━━━━━ Rows ━━━━━

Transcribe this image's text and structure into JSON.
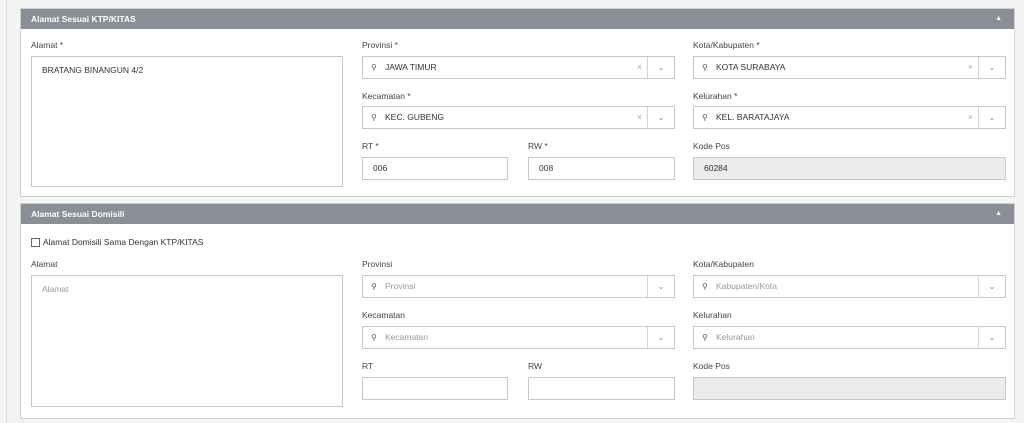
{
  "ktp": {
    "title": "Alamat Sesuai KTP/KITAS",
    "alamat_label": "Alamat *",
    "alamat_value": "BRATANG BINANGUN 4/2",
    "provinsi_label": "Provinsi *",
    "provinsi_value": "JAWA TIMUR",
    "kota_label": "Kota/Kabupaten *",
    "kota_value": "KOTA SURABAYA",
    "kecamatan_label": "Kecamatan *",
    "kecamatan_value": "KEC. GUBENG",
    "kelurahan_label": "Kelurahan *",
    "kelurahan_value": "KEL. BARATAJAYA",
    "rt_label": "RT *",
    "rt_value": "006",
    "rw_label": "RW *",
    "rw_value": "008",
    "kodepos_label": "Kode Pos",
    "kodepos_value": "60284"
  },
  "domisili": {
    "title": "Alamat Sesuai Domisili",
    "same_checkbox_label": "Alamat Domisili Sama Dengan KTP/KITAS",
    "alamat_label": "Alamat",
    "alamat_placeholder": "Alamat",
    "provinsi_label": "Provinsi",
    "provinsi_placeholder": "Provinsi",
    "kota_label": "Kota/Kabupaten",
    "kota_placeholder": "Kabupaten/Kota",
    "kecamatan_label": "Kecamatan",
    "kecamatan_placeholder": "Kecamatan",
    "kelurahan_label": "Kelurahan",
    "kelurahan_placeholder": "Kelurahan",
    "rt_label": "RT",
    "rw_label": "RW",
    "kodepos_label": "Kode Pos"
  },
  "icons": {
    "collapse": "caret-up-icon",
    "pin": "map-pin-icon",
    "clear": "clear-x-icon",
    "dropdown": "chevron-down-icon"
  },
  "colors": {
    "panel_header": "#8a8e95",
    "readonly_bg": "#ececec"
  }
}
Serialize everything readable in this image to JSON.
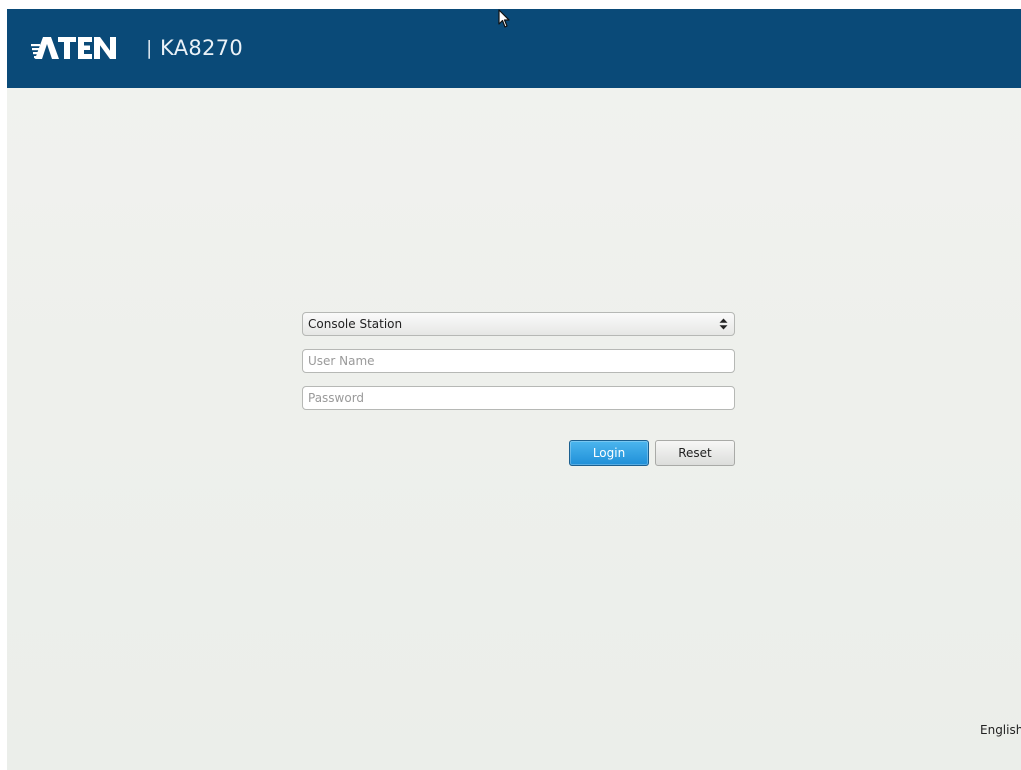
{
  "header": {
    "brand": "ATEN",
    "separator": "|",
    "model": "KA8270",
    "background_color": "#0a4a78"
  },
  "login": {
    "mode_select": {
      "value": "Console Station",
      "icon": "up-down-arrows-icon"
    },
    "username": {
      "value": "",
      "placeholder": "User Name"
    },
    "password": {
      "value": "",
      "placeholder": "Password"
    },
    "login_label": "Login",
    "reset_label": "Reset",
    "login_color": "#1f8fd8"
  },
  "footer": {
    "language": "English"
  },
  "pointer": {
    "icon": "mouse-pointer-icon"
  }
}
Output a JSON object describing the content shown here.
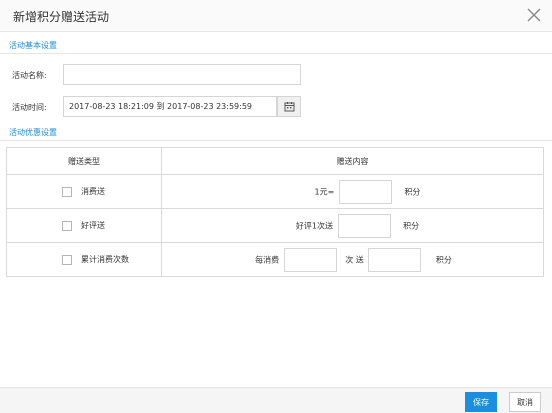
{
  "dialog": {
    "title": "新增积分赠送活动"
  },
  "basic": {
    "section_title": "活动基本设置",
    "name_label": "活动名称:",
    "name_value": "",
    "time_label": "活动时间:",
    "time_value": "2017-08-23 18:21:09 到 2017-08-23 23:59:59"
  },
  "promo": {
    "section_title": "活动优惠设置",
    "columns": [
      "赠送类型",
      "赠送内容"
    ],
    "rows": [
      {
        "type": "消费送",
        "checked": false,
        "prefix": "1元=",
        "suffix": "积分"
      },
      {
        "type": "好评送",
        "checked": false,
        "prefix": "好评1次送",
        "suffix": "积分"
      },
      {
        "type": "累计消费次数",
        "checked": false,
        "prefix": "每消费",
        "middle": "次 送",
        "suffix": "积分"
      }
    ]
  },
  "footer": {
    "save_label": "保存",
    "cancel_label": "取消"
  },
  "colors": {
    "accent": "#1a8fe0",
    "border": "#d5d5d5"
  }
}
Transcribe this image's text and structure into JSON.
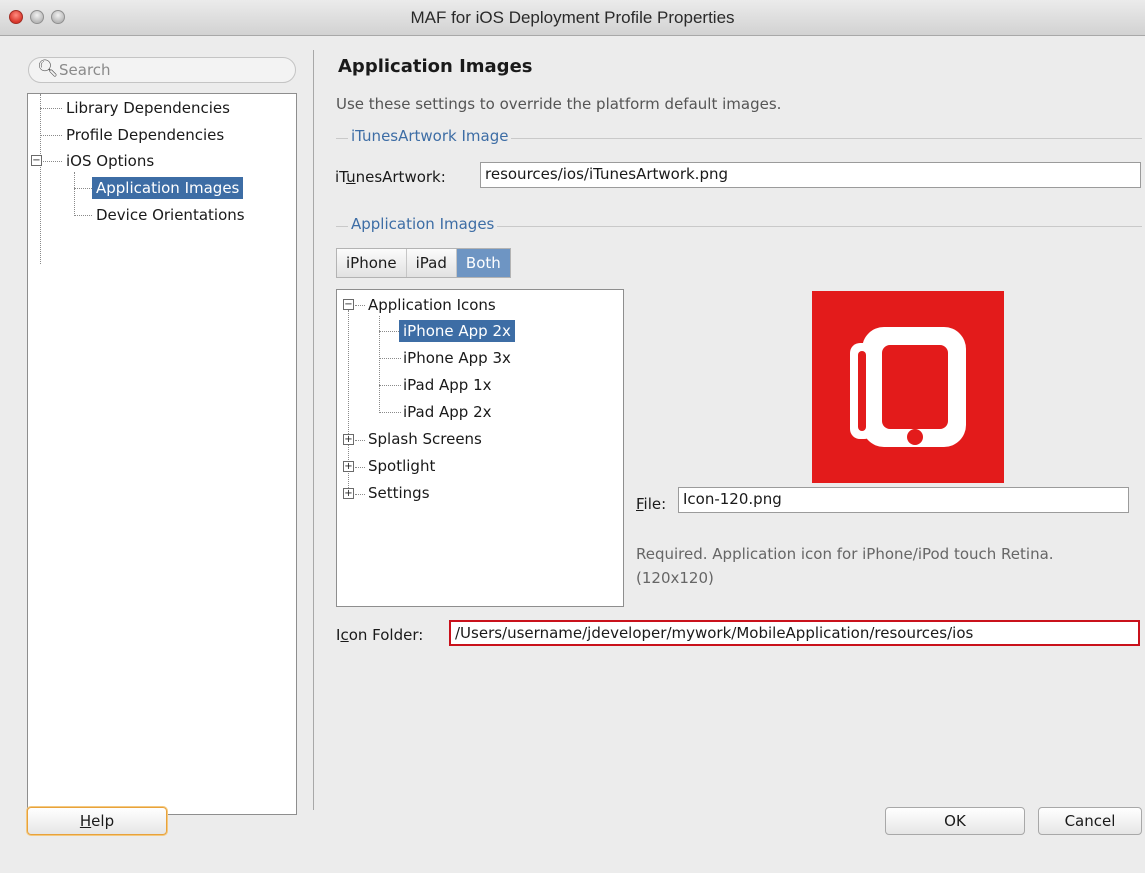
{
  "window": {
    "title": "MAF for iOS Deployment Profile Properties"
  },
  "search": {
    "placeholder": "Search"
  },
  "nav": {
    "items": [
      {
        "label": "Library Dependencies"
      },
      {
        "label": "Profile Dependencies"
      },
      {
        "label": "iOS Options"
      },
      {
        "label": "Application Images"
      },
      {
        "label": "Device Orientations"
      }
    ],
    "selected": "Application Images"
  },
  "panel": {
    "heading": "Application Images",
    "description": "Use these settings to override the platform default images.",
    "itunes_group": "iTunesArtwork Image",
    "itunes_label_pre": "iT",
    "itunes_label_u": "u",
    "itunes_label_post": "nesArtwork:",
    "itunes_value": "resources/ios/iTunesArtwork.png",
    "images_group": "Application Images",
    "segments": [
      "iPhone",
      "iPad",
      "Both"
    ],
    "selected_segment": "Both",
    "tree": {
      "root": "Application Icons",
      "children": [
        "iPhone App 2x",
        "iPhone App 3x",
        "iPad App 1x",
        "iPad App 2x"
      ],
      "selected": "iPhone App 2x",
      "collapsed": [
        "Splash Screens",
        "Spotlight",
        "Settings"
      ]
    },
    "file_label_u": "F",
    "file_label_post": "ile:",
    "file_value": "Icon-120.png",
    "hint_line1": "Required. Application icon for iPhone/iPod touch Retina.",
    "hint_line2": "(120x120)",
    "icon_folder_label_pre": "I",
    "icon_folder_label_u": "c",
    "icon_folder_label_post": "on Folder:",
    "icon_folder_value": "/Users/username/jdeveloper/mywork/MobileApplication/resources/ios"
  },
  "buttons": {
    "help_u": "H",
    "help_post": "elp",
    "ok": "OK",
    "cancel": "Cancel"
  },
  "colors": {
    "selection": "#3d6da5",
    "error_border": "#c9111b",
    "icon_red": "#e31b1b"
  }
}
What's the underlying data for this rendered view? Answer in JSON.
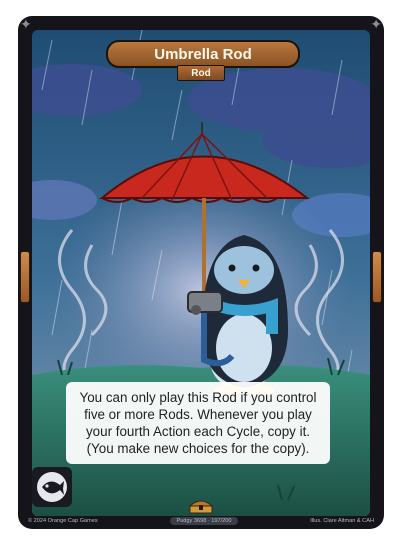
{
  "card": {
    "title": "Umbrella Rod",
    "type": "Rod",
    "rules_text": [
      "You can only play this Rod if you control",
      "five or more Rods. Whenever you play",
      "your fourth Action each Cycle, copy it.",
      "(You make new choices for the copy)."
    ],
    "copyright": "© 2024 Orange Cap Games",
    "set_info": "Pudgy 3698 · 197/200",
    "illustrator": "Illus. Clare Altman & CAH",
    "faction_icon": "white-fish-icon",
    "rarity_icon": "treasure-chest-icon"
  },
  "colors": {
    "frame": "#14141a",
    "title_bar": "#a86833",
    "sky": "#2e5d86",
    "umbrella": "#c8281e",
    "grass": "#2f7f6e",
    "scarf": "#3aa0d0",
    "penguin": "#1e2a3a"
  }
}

━━━━━

◆ Task instructions:
Copy out all the data exactly; skip the pictures.

◆ Completed task:
Transcribe this image's text and structure into JSON.
{
  "ktp": {
    "title": "Alamat Sesuai KTP/KITAS",
    "alamat_label": "Alamat *",
    "alamat_value": "BRATANG BINANGUN 4/2",
    "provinsi_label": "Provinsi *",
    "provinsi_value": "JAWA TIMUR",
    "kota_label": "Kota/Kabupaten *",
    "kota_value": "KOTA SURABAYA",
    "kecamatan_label": "Kecamatan *",
    "kecamatan_value": "KEC. GUBENG",
    "kelurahan_label": "Kelurahan *",
    "kelurahan_value": "KEL. BARATAJAYA",
    "rt_label": "RT *",
    "rt_value": "006",
    "rw_label": "RW *",
    "rw_value": "008",
    "kodepos_label": "Kode Pos",
    "kodepos_value": "60284"
  },
  "domisili": {
    "title": "Alamat Sesuai Domisili",
    "same_checkbox_label": "Alamat Domisili Sama Dengan KTP/KITAS",
    "alamat_label": "Alamat",
    "alamat_placeholder": "Alamat",
    "provinsi_label": "Provinsi",
    "provinsi_placeholder": "Provinsi",
    "kota_label": "Kota/Kabupaten",
    "kota_placeholder": "Kabupaten/Kota",
    "kecamatan_label": "Kecamatan",
    "kecamatan_placeholder": "Kecamatan",
    "kelurahan_label": "Kelurahan",
    "kelurahan_placeholder": "Kelurahan",
    "rt_label": "RT",
    "rw_label": "RW",
    "kodepos_label": "Kode Pos"
  },
  "icons": {
    "collapse": "caret-up-icon",
    "pin": "map-pin-icon",
    "clear": "clear-x-icon",
    "dropdown": "chevron-down-icon"
  },
  "colors": {
    "panel_header": "#8a8e95",
    "readonly_bg": "#ececec"
  }
}
Serialize everything readable in this image to JSON.
{
  "header": {
    "brand": "ATEN",
    "separator": "|",
    "model": "KA8270",
    "background_color": "#0a4a78"
  },
  "login": {
    "mode_select": {
      "value": "Console Station",
      "icon": "up-down-arrows-icon"
    },
    "username": {
      "value": "",
      "placeholder": "User Name"
    },
    "password": {
      "value": "",
      "placeholder": "Password"
    },
    "login_label": "Login",
    "reset_label": "Reset",
    "login_color": "#1f8fd8"
  },
  "footer": {
    "language": "English"
  },
  "pointer": {
    "icon": "mouse-pointer-icon"
  }
}
Output a JSON object describing the content shown here.
{
  "dialog": {
    "title": "新增积分赠送活动"
  },
  "basic": {
    "section_title": "活动基本设置",
    "name_label": "活动名称:",
    "name_value": "",
    "time_label": "活动时间:",
    "time_value": "2017-08-23 18:21:09 到 2017-08-23 23:59:59"
  },
  "promo": {
    "section_title": "活动优惠设置",
    "columns": [
      "赠送类型",
      "赠送内容"
    ],
    "rows": [
      {
        "type": "消费送",
        "checked": false,
        "prefix": "1元=",
        "suffix": "积分"
      },
      {
        "type": "好评送",
        "checked": false,
        "prefix": "好评1次送",
        "suffix": "积分"
      },
      {
        "type": "累计消费次数",
        "checked": false,
        "prefix": "每消费",
        "middle": "次 送",
        "suffix": "积分"
      }
    ]
  },
  "footer": {
    "save_label": "保存",
    "cancel_label": "取消"
  },
  "colors": {
    "accent": "#1a8fe0",
    "border": "#d5d5d5"
  }
}
Transcribe this image's text and structure into JSON.
{
  "window": {
    "title": "MAF for iOS Deployment Profile Properties"
  },
  "search": {
    "placeholder": "Search"
  },
  "nav": {
    "items": [
      {
        "label": "Library Dependencies"
      },
      {
        "label": "Profile Dependencies"
      },
      {
        "label": "iOS Options"
      },
      {
        "label": "Application Images"
      },
      {
        "label": "Device Orientations"
      }
    ],
    "selected": "Application Images"
  },
  "panel": {
    "heading": "Application Images",
    "description": "Use these settings to override the platform default images.",
    "itunes_group": "iTunesArtwork Image",
    "itunes_label_pre": "iT",
    "itunes_label_u": "u",
    "itunes_label_post": "nesArtwork:",
    "itunes_value": "resources/ios/iTunesArtwork.png",
    "images_group": "Application Images",
    "segments": [
      "iPhone",
      "iPad",
      "Both"
    ],
    "selected_segment": "Both",
    "tree": {
      "root": "Application Icons",
      "children": [
        "iPhone App 2x",
        "iPhone App 3x",
        "iPad App 1x",
        "iPad App 2x"
      ],
      "selected": "iPhone App 2x",
      "collapsed": [
        "Splash Screens",
        "Spotlight",
        "Settings"
      ]
    },
    "file_label_u": "F",
    "file_label_post": "ile:",
    "file_value": "Icon-120.png",
    "hint_line1": "Required. Application icon for iPhone/iPod touch Retina.",
    "hint_line2": "(120x120)",
    "icon_folder_label_pre": "I",
    "icon_folder_label_u": "c",
    "icon_folder_label_post": "on Folder:",
    "icon_folder_value": "/Users/username/jdeveloper/mywork/MobileApplication/resources/ios"
  },
  "buttons": {
    "help_u": "H",
    "help_post": "elp",
    "ok": "OK",
    "cancel": "Cancel"
  },
  "colors": {
    "selection": "#3d6da5",
    "error_border": "#c9111b",
    "icon_red": "#e31b1b"
  }
}
What's the underlying data for this rendered view? Answer in JSON.
{
  "card": {
    "title": "Umbrella Rod",
    "type": "Rod",
    "rules_text": [
      "You can only play this Rod if you control",
      "five or more Rods. Whenever you play",
      "your fourth Action each Cycle, copy it.",
      "(You make new choices for the copy)."
    ],
    "copyright": "© 2024 Orange Cap Games",
    "set_info": "Pudgy 3698 · 197/200",
    "illustrator": "Illus. Clare Altman & CAH",
    "faction_icon": "white-fish-icon",
    "rarity_icon": "treasure-chest-icon"
  },
  "colors": {
    "frame": "#14141a",
    "title_bar": "#a86833",
    "sky": "#2e5d86",
    "umbrella": "#c8281e",
    "grass": "#2f7f6e",
    "scarf": "#3aa0d0",
    "penguin": "#1e2a3a"
  }
}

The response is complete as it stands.